Records from a data collection:
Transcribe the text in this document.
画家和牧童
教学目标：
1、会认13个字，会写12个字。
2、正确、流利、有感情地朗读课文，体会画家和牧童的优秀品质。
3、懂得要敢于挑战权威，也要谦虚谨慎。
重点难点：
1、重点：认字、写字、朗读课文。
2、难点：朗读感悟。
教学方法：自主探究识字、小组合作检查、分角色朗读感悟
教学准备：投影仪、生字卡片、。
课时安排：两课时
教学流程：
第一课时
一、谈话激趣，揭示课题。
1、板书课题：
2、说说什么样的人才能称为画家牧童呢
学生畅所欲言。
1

EXERCISE AIM:
All of the material above needs to be retyped word for word.

TASK ANSWER:
Transcribe the text in this document.
画家和牧童
教学目标：
1、会认13个字，会写12个字。
2、正确、流利、有感情地朗读课文，体会画家和牧童的优秀品质。
3、懂得要敢于挑战权威，也要谦虚谨慎。
重点难点：
1、重点：认字、写字、朗读课文。
2、难点：朗读感悟。
教学方法：自主探究识字、小组合作检查、分角色朗读感悟
教学准备：投影仪、生字卡片、。
课时安排：两课时
教学流程：
第一课时
一、谈话激趣，揭示课题。
1、板书课题：
2、说说什么样的人才能称为画家牧童呢
学生畅所欲言。
1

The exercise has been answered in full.